# Supplied entries start

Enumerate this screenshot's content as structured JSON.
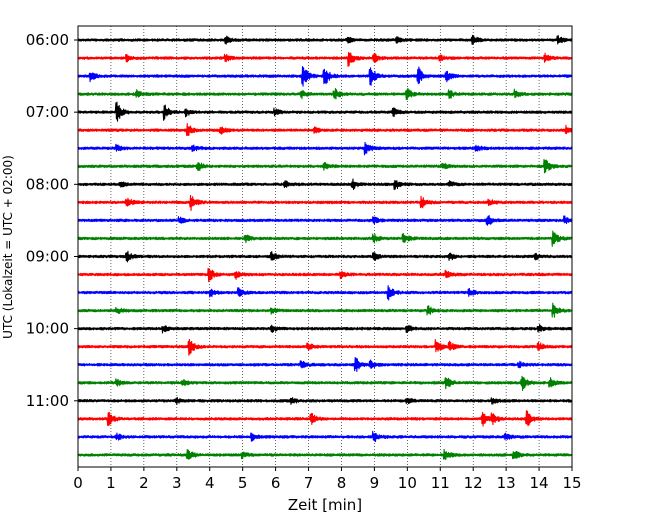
{
  "chart_data": {
    "type": "line",
    "title": "",
    "xlabel": "Zeit  [min]",
    "ylabel": "UTC (Lokalzeit = UTC + 02:00)",
    "xlim": [
      0,
      15
    ],
    "x_ticks": [
      0,
      1,
      2,
      3,
      4,
      5,
      6,
      7,
      8,
      9,
      10,
      11,
      12,
      13,
      14,
      15
    ],
    "y_tick_labels": [
      "06:00",
      "07:00",
      "08:00",
      "09:00",
      "10:00",
      "11:00"
    ],
    "y_tick_trace_index": [
      0,
      4,
      8,
      12,
      16,
      20
    ],
    "grid": "vertical",
    "colors_cycle": [
      "#000000",
      "#ff0000",
      "#0000ff",
      "#008000"
    ],
    "traces": [
      {
        "start": "06:00",
        "color": "#000000",
        "events": [
          [
            4.5,
            0.35
          ],
          [
            8.2,
            0.3
          ],
          [
            9.7,
            0.3
          ],
          [
            12.0,
            0.45
          ],
          [
            14.6,
            0.35
          ]
        ]
      },
      {
        "start": "06:15",
        "color": "#ff0000",
        "events": [
          [
            1.5,
            0.3
          ],
          [
            4.5,
            0.3
          ],
          [
            8.25,
            0.8
          ],
          [
            9.0,
            0.45
          ],
          [
            11.0,
            0.3
          ],
          [
            14.2,
            0.4
          ]
        ]
      },
      {
        "start": "06:30",
        "color": "#0000ff",
        "events": [
          [
            0.4,
            0.5
          ],
          [
            6.85,
            1.1
          ],
          [
            7.5,
            1.0
          ],
          [
            8.9,
            1.0
          ],
          [
            10.35,
            0.9
          ],
          [
            11.2,
            0.5
          ]
        ]
      },
      {
        "start": "06:45",
        "color": "#008000",
        "events": [
          [
            1.8,
            0.35
          ],
          [
            6.8,
            0.4
          ],
          [
            7.8,
            0.6
          ],
          [
            10.0,
            0.6
          ],
          [
            11.3,
            0.4
          ],
          [
            13.3,
            0.4
          ]
        ]
      },
      {
        "start": "07:00",
        "color": "#000000",
        "events": [
          [
            1.2,
            1.0
          ],
          [
            2.65,
            0.8
          ],
          [
            3.3,
            0.4
          ],
          [
            6.0,
            0.35
          ],
          [
            9.6,
            0.35
          ]
        ]
      },
      {
        "start": "07:15",
        "color": "#ff0000",
        "events": [
          [
            3.35,
            0.6
          ],
          [
            4.35,
            0.5
          ],
          [
            7.2,
            0.3
          ],
          [
            14.85,
            0.4
          ]
        ]
      },
      {
        "start": "07:30",
        "color": "#0000ff",
        "events": [
          [
            1.2,
            0.3
          ],
          [
            3.5,
            0.3
          ],
          [
            8.75,
            0.6
          ],
          [
            12.1,
            0.3
          ]
        ]
      },
      {
        "start": "07:45",
        "color": "#008000",
        "events": [
          [
            3.65,
            0.5
          ],
          [
            7.5,
            0.3
          ],
          [
            11.1,
            0.3
          ],
          [
            14.2,
            0.7
          ]
        ]
      },
      {
        "start": "08:00",
        "color": "#000000",
        "events": [
          [
            1.3,
            0.3
          ],
          [
            6.3,
            0.3
          ],
          [
            8.35,
            0.5
          ],
          [
            9.65,
            0.5
          ],
          [
            11.3,
            0.3
          ]
        ]
      },
      {
        "start": "08:15",
        "color": "#ff0000",
        "events": [
          [
            1.5,
            0.5
          ],
          [
            3.45,
            0.8
          ],
          [
            10.45,
            0.6
          ],
          [
            12.5,
            0.3
          ]
        ]
      },
      {
        "start": "08:30",
        "color": "#0000ff",
        "events": [
          [
            3.1,
            0.3
          ],
          [
            9.0,
            0.35
          ],
          [
            12.45,
            0.6
          ],
          [
            14.8,
            0.4
          ]
        ]
      },
      {
        "start": "08:45",
        "color": "#008000",
        "events": [
          [
            5.1,
            0.35
          ],
          [
            9.0,
            0.5
          ],
          [
            9.9,
            0.5
          ],
          [
            14.45,
            0.8
          ]
        ]
      },
      {
        "start": "09:00",
        "color": "#000000",
        "events": [
          [
            1.5,
            0.5
          ],
          [
            5.9,
            0.4
          ],
          [
            9.0,
            0.4
          ],
          [
            11.3,
            0.4
          ],
          [
            13.9,
            0.35
          ]
        ]
      },
      {
        "start": "09:15",
        "color": "#ff0000",
        "events": [
          [
            4.0,
            0.7
          ],
          [
            4.8,
            0.4
          ],
          [
            8.0,
            0.35
          ],
          [
            11.2,
            0.4
          ]
        ]
      },
      {
        "start": "09:30",
        "color": "#0000ff",
        "events": [
          [
            4.05,
            0.35
          ],
          [
            4.9,
            0.4
          ],
          [
            9.45,
            0.7
          ],
          [
            11.9,
            0.35
          ]
        ]
      },
      {
        "start": "09:45",
        "color": "#008000",
        "events": [
          [
            1.2,
            0.3
          ],
          [
            5.9,
            0.3
          ],
          [
            10.65,
            0.45
          ],
          [
            14.45,
            0.7
          ]
        ]
      },
      {
        "start": "10:00",
        "color": "#000000",
        "events": [
          [
            2.6,
            0.35
          ],
          [
            5.9,
            0.3
          ],
          [
            10.0,
            0.35
          ],
          [
            14.0,
            0.35
          ]
        ]
      },
      {
        "start": "10:15",
        "color": "#ff0000",
        "events": [
          [
            3.4,
            0.8
          ],
          [
            7.0,
            0.35
          ],
          [
            10.9,
            0.7
          ],
          [
            11.3,
            0.5
          ],
          [
            14.0,
            0.4
          ]
        ]
      },
      {
        "start": "10:30",
        "color": "#0000ff",
        "events": [
          [
            6.8,
            0.35
          ],
          [
            8.45,
            0.7
          ],
          [
            8.9,
            0.4
          ],
          [
            13.4,
            0.35
          ]
        ]
      },
      {
        "start": "10:45",
        "color": "#008000",
        "events": [
          [
            1.2,
            0.3
          ],
          [
            3.2,
            0.3
          ],
          [
            11.2,
            0.6
          ],
          [
            13.5,
            0.8
          ],
          [
            14.35,
            0.5
          ]
        ]
      },
      {
        "start": "11:00",
        "color": "#000000",
        "events": [
          [
            3.0,
            0.3
          ],
          [
            6.5,
            0.3
          ],
          [
            10.0,
            0.3
          ],
          [
            12.6,
            0.3
          ]
        ]
      },
      {
        "start": "11:15",
        "color": "#ff0000",
        "events": [
          [
            0.95,
            0.7
          ],
          [
            7.1,
            0.6
          ],
          [
            12.3,
            0.7
          ],
          [
            12.6,
            0.6
          ],
          [
            13.65,
            0.8
          ]
        ]
      },
      {
        "start": "11:30",
        "color": "#0000ff",
        "events": [
          [
            1.2,
            0.3
          ],
          [
            5.3,
            0.35
          ],
          [
            9.0,
            0.5
          ],
          [
            13.0,
            0.3
          ]
        ]
      },
      {
        "start": "11:45",
        "color": "#008000",
        "events": [
          [
            3.35,
            0.6
          ],
          [
            5.0,
            0.3
          ],
          [
            11.15,
            0.5
          ],
          [
            13.25,
            0.5
          ]
        ]
      }
    ]
  }
}
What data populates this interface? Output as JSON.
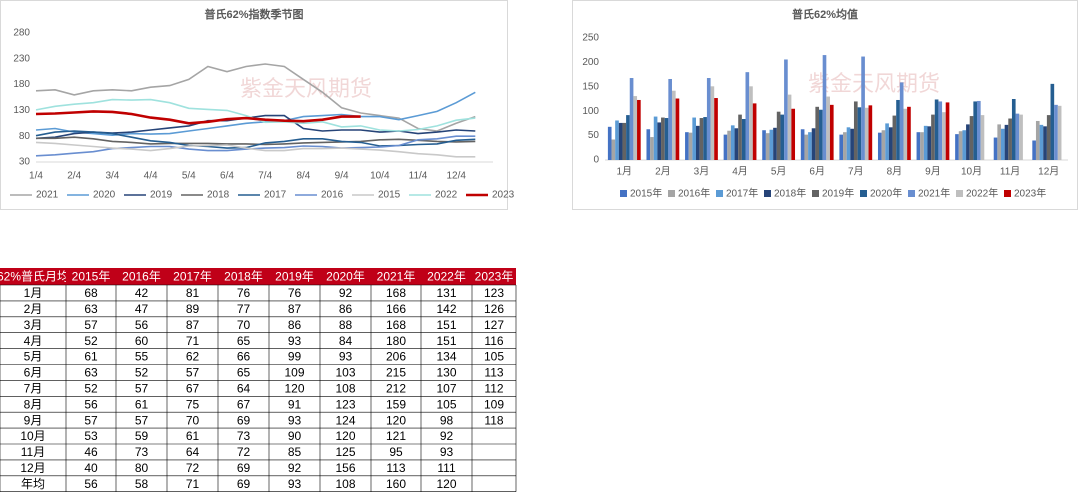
{
  "watermark": "紫金天风期货",
  "chart_data": [
    {
      "type": "line",
      "title": "普氏62%指数季节图",
      "categories": [
        "1/4",
        null,
        "2/4",
        null,
        "3/4",
        null,
        "4/4",
        null,
        "5/4",
        null,
        "6/4",
        null,
        "7/4",
        null,
        "8/4",
        null,
        "9/4",
        null,
        "10/4",
        null,
        "11/4",
        null,
        "12/4",
        null
      ],
      "ylim": [
        30,
        280
      ],
      "yticks": [
        30,
        80,
        130,
        180,
        230,
        280
      ],
      "grid": false,
      "series": [
        {
          "name": "2021",
          "color": "#a5a5a5",
          "values": [
            168,
            170,
            160,
            168,
            170,
            168,
            175,
            178,
            190,
            215,
            205,
            215,
            220,
            215,
            190,
            165,
            135,
            125,
            120,
            115,
            95,
            90,
            105,
            118
          ]
        },
        {
          "name": "2020",
          "color": "#5b9bd5",
          "values": [
            92,
            95,
            88,
            85,
            82,
            85,
            84,
            85,
            90,
            95,
            100,
            105,
            108,
            110,
            118,
            120,
            122,
            118,
            118,
            112,
            120,
            128,
            145,
            165
          ]
        },
        {
          "name": "2019",
          "color": "#264478",
          "values": [
            76,
            78,
            85,
            88,
            86,
            88,
            92,
            96,
            100,
            110,
            110,
            115,
            120,
            120,
            95,
            90,
            92,
            92,
            88,
            90,
            85,
            88,
            92,
            90
          ]
        },
        {
          "name": "2018",
          "color": "#636363",
          "values": [
            76,
            76,
            78,
            75,
            70,
            68,
            65,
            66,
            66,
            66,
            65,
            65,
            64,
            65,
            67,
            68,
            69,
            70,
            73,
            74,
            72,
            70,
            69,
            70
          ]
        },
        {
          "name": "2017",
          "color": "#255e91",
          "values": [
            81,
            88,
            90,
            88,
            85,
            78,
            71,
            68,
            62,
            60,
            57,
            58,
            67,
            70,
            75,
            75,
            70,
            68,
            61,
            62,
            64,
            65,
            72,
            74
          ]
        },
        {
          "name": "2016",
          "color": "#698ed0",
          "values": [
            42,
            44,
            47,
            50,
            56,
            58,
            60,
            60,
            55,
            52,
            52,
            55,
            57,
            58,
            61,
            60,
            57,
            58,
            59,
            62,
            73,
            75,
            80,
            80
          ]
        },
        {
          "name": "2015",
          "color": "#c9c9c9",
          "values": [
            68,
            66,
            63,
            60,
            57,
            55,
            52,
            56,
            61,
            62,
            63,
            57,
            52,
            52,
            56,
            56,
            57,
            55,
            53,
            50,
            46,
            44,
            40,
            40
          ]
        },
        {
          "name": "2022",
          "color": "#9fe2de",
          "values": [
            131,
            138,
            142,
            145,
            151,
            150,
            151,
            145,
            134,
            132,
            130,
            120,
            107,
            108,
            105,
            108,
            98,
            100,
            92,
            90,
            93,
            100,
            111,
            115
          ]
        },
        {
          "name": "2023",
          "color": "#c00000",
          "values": [
            123,
            124,
            126,
            128,
            127,
            123,
            116,
            112,
            105,
            108,
            113,
            115,
            112,
            110,
            109,
            112,
            118,
            118,
            null,
            null,
            null,
            null,
            null,
            null
          ]
        }
      ]
    },
    {
      "type": "bar",
      "title": "普氏62%均值",
      "categories": [
        "1月",
        "2月",
        "3月",
        "4月",
        "5月",
        "6月",
        "7月",
        "8月",
        "9月",
        "10月",
        "11月",
        "12月"
      ],
      "ylim": [
        0,
        250
      ],
      "yticks": [
        0,
        50,
        100,
        150,
        200,
        250
      ],
      "series": [
        {
          "name": "2015年",
          "color": "#4472c4",
          "values": [
            68,
            63,
            57,
            52,
            61,
            63,
            52,
            56,
            57,
            53,
            46,
            40
          ]
        },
        {
          "name": "2016年",
          "color": "#a5a5a5",
          "values": [
            42,
            47,
            56,
            60,
            55,
            52,
            57,
            61,
            57,
            59,
            73,
            80
          ]
        },
        {
          "name": "2017年",
          "color": "#5b9bd5",
          "values": [
            81,
            89,
            87,
            71,
            62,
            57,
            67,
            75,
            70,
            61,
            64,
            72
          ]
        },
        {
          "name": "2018年",
          "color": "#264478",
          "values": [
            76,
            77,
            70,
            65,
            66,
            65,
            64,
            67,
            69,
            73,
            72,
            69
          ]
        },
        {
          "name": "2019年",
          "color": "#636363",
          "values": [
            76,
            87,
            86,
            93,
            99,
            109,
            120,
            91,
            93,
            90,
            85,
            92
          ]
        },
        {
          "name": "2020年",
          "color": "#255e91",
          "values": [
            92,
            86,
            88,
            84,
            93,
            103,
            108,
            123,
            124,
            120,
            125,
            156
          ]
        },
        {
          "name": "2021年",
          "color": "#698ed0",
          "values": [
            168,
            166,
            168,
            180,
            206,
            215,
            212,
            159,
            120,
            121,
            95,
            113
          ]
        },
        {
          "name": "2022年",
          "color": "#bfbfbf",
          "values": [
            131,
            142,
            151,
            151,
            134,
            130,
            107,
            105,
            98,
            92,
            93,
            111
          ]
        },
        {
          "name": "2023年",
          "color": "#c00000",
          "values": [
            123,
            126,
            127,
            116,
            105,
            113,
            112,
            109,
            118,
            null,
            null,
            null
          ]
        }
      ]
    }
  ],
  "table": {
    "header": [
      "62%普氏月均",
      "2015年",
      "2016年",
      "2017年",
      "2018年",
      "2019年",
      "2020年",
      "2021年",
      "2022年",
      "2023年"
    ],
    "rows": [
      [
        "1月",
        68,
        42,
        81,
        76,
        76,
        92,
        168,
        131,
        123
      ],
      [
        "2月",
        63,
        47,
        89,
        77,
        87,
        86,
        166,
        142,
        126
      ],
      [
        "3月",
        57,
        56,
        87,
        70,
        86,
        88,
        168,
        151,
        127
      ],
      [
        "4月",
        52,
        60,
        71,
        65,
        93,
        84,
        180,
        151,
        116
      ],
      [
        "5月",
        61,
        55,
        62,
        66,
        99,
        93,
        206,
        134,
        105
      ],
      [
        "6月",
        63,
        52,
        57,
        65,
        109,
        103,
        215,
        130,
        113
      ],
      [
        "7月",
        52,
        57,
        67,
        64,
        120,
        108,
        212,
        107,
        112
      ],
      [
        "8月",
        56,
        61,
        75,
        67,
        91,
        123,
        159,
        105,
        109
      ],
      [
        "9月",
        57,
        57,
        70,
        69,
        93,
        124,
        120,
        98,
        118
      ],
      [
        "10月",
        53,
        59,
        61,
        73,
        90,
        120,
        121,
        92,
        null
      ],
      [
        "11月",
        46,
        73,
        64,
        72,
        85,
        125,
        95,
        93,
        null
      ],
      [
        "12月",
        40,
        80,
        72,
        69,
        92,
        156,
        113,
        111,
        null
      ],
      [
        "年均",
        56,
        58,
        71,
        69,
        93,
        108,
        160,
        120,
        null
      ]
    ]
  }
}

# Supplied entries end

Required work: Go through the material above and copy each line that has the word "JSON".

Exercise response:
Enumerate this screenshot's content as structured JSON.
What data populates this interface? Output as JSON.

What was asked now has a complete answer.